» WHAT YOU ARE ASKED TO DO
Keep only those lines of the records that include the string "Would".

━━ MATERIAL FOR THIS TASK ━━

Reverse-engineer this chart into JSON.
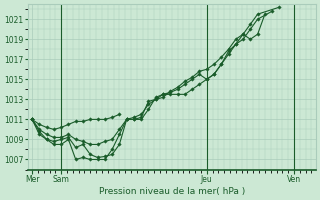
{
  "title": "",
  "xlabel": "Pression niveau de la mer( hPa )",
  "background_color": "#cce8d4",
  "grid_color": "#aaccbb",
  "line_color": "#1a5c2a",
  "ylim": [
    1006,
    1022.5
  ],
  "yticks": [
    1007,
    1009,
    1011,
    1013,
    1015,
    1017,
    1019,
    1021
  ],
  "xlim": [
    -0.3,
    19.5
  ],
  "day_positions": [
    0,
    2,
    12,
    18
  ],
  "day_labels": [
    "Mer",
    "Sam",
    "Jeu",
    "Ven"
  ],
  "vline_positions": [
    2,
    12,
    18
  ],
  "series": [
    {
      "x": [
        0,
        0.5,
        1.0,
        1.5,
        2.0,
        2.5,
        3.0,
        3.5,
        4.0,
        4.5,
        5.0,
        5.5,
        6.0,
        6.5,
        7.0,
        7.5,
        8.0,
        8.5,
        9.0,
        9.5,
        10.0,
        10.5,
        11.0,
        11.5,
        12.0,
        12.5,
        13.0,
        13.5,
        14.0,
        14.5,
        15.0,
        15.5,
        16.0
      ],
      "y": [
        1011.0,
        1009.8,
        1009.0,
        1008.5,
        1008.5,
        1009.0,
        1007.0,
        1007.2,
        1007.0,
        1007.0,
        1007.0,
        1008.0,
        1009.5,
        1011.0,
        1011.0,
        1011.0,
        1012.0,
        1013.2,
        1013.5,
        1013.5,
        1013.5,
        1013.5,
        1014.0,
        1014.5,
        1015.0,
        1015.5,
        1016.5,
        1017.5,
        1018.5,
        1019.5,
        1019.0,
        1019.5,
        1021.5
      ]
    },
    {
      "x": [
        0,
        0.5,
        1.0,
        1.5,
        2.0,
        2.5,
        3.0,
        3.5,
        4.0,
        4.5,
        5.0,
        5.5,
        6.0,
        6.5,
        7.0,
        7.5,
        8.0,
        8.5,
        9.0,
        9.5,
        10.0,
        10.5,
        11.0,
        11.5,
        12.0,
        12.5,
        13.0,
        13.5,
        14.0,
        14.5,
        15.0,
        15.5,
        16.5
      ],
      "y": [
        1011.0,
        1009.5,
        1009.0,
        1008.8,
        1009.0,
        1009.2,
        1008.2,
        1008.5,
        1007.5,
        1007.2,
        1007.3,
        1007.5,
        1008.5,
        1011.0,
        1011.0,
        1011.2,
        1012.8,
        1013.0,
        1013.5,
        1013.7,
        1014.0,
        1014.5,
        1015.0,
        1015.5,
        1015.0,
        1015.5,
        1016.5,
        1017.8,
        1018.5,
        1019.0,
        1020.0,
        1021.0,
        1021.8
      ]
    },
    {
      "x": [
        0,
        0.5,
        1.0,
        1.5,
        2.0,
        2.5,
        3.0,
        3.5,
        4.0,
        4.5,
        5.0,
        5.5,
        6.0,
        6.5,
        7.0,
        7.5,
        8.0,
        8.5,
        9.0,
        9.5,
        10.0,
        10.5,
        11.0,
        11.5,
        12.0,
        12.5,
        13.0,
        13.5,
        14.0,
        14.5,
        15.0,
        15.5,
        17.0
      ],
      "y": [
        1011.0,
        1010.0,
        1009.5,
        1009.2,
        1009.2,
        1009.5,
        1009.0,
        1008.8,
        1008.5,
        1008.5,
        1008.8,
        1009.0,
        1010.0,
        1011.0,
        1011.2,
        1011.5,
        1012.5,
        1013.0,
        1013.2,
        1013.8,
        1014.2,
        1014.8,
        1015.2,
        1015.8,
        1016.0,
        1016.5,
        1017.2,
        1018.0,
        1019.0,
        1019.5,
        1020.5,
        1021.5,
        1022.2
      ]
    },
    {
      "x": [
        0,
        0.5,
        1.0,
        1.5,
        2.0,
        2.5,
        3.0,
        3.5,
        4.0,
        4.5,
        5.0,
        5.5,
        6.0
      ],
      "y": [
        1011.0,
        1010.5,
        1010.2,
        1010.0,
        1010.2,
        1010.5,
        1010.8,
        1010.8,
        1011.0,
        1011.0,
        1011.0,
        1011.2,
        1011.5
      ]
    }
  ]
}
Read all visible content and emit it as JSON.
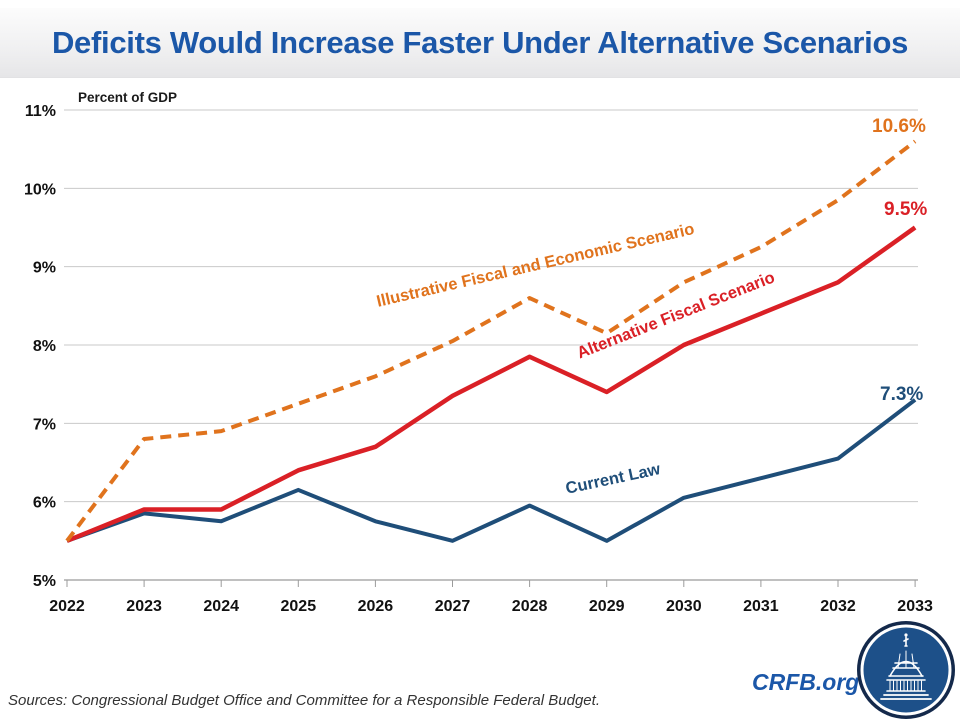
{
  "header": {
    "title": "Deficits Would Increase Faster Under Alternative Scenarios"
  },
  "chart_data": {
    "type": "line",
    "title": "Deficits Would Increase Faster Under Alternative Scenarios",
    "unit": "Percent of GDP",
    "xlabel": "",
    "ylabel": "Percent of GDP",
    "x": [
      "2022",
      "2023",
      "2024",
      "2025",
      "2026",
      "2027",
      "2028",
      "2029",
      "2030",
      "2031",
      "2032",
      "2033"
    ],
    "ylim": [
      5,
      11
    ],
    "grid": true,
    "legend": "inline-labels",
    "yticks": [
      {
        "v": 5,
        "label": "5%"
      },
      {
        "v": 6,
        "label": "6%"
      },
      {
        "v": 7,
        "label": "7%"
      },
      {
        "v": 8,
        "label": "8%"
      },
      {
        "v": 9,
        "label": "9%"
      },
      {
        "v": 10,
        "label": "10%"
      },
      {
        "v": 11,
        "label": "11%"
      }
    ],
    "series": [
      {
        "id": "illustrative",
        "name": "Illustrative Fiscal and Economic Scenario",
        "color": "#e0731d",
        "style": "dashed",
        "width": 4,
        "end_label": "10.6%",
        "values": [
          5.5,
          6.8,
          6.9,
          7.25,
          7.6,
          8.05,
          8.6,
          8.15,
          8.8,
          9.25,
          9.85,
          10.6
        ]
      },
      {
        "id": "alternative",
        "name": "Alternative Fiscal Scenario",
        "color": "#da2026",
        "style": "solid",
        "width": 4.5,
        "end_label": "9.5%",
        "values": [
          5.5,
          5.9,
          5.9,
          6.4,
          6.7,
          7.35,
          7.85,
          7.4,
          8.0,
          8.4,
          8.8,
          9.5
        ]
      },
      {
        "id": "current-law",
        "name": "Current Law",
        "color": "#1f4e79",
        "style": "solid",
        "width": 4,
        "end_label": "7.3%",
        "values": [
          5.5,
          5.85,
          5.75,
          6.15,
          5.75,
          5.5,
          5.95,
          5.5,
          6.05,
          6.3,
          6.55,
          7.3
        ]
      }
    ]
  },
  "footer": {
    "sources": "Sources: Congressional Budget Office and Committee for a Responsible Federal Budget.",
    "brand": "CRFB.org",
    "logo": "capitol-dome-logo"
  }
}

━━━

» SOLUTION TO THIS PROBLEM
    "title": "Deficits Would Increase Faster Under Alternative Scenarios"
    "title": "Deficits Would Increase Faster Under Alternative Scenarios",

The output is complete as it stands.